#### THE RECORDS
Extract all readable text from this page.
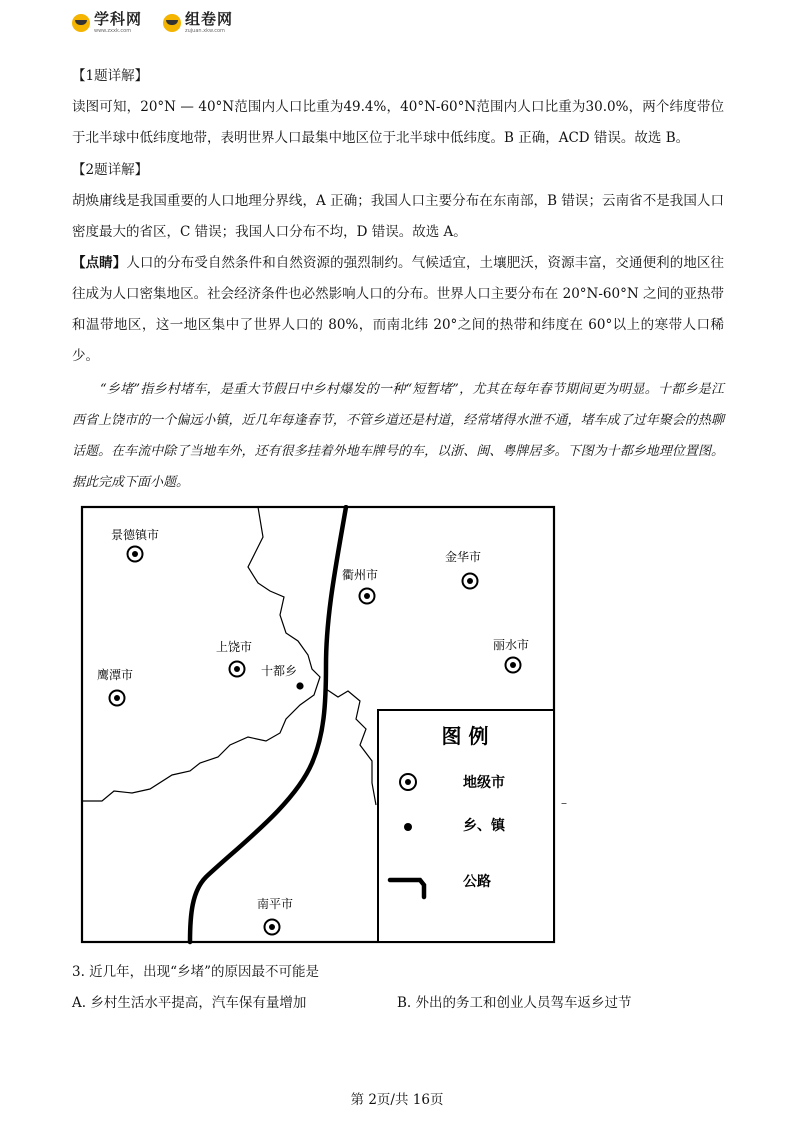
学科网
www.zxxk.com
组卷网
zujuan.xkw.com
【1题详解】
读图可知，20°N — 40°N范围内人口比重为49.4%，40°N-60°N范围内人口比重为30.0%，两个纬度带位于北半球中低纬度地带，表明世界人口最集中地区位于北半球中低纬度。B 正确，ACD 错误。故选 B。
【2题详解】
胡焕庸线是我国重要的人口地理分界线，A 正确；我国人口主要分布在东南部，B 错误；云南省不是我国人口密度最大的省区，C 错误；我国人口分布不均，D 错误。故选 A。
【点睛】人口的分布受自然条件和自然资源的强烈制约。气候适宜，土壤肥沃，资源丰富，交通便利的地区往往成为人口密集地区。社会经济条件也必然影响人口的分布。世界人口主要分布在 20°N-60°N 之间的亚热带和温带地区，这一地区集中了世界人口的 80%，而南北纬 20°之间的热带和纬度在 60°以上的寒带人口稀少。
“乡堵”指乡村堵车，是重大节假日中乡村爆发的一种“短暂堵”，尤其在每年春节期间更为明显。十都乡是江西省上饶市的一个偏远小镇，近几年每逢春节，不管乡道还是村道，经常堵得水泄不通，堵车成了过年聚会的热聊话题。在车流中除了当地车外，还有很多挂着外地车牌号的车，以浙、闽、粤牌居多。下图为十都乡地理位置图。据此完成下面小题。
景德镇市
衢州市
金华市
上饶市	丽水市
十都乡
鹰潭市
南平市
图 例
地级市
乡、镇
公路
–
3. 近几年，出现“乡堵”的原因最不可能是
A. 乡村生活水平提高，汽车保有量增加	B. 外出的务工和创业人员驾车返乡过节
第 2页/共 16页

#### REQUIREMENT
Repeat the material verbatim. Do not carry over any picture.

#### TASK ANSWER
Extract all readable text from this page.
学科网
www.zxxk.com
组卷网
zujuan.xkw.com
【1题详解】
读图可知，20°N — 40°N范围内人口比重为49.4%，40°N-60°N范围内人口比重为30.0%，两个纬度带位于北半球中低纬度地带，表明世界人口最集中地区位于北半球中低纬度。B 正确，ACD 错误。故选 B。
【2题详解】
胡焕庸线是我国重要的人口地理分界线，A 正确；我国人口主要分布在东南部，B 错误；云南省不是我国人口密度最大的省区，C 错误；我国人口分布不均，D 错误。故选 A。
【点睛】人口的分布受自然条件和自然资源的强烈制约。气候适宜，土壤肥沃，资源丰富，交通便利的地区往往成为人口密集地区。社会经济条件也必然影响人口的分布。世界人口主要分布在 20°N-60°N 之间的亚热带和温带地区，这一地区集中了世界人口的 80%，而南北纬 20°之间的热带和纬度在 60°以上的寒带人口稀少。
“乡堵”指乡村堵车，是重大节假日中乡村爆发的一种“短暂堵”，尤其在每年春节期间更为明显。十都乡是江西省上饶市的一个偏远小镇，近几年每逢春节，不管乡道还是村道，经常堵得水泄不通，堵车成了过年聚会的热聊话题。在车流中除了当地车外，还有很多挂着外地车牌号的车，以浙、闽、粤牌居多。下图为十都乡地理位置图。据此完成下面小题。
景德镇市
衢州市
金华市
上饶市	丽水市
十都乡
鹰潭市
南平市
图 例
地级市
乡、镇
公路
–
3. 近几年，出现“乡堵”的原因最不可能是
A. 乡村生活水平提高，汽车保有量增加	B. 外出的务工和创业人员驾车返乡过节
第 2页/共 16页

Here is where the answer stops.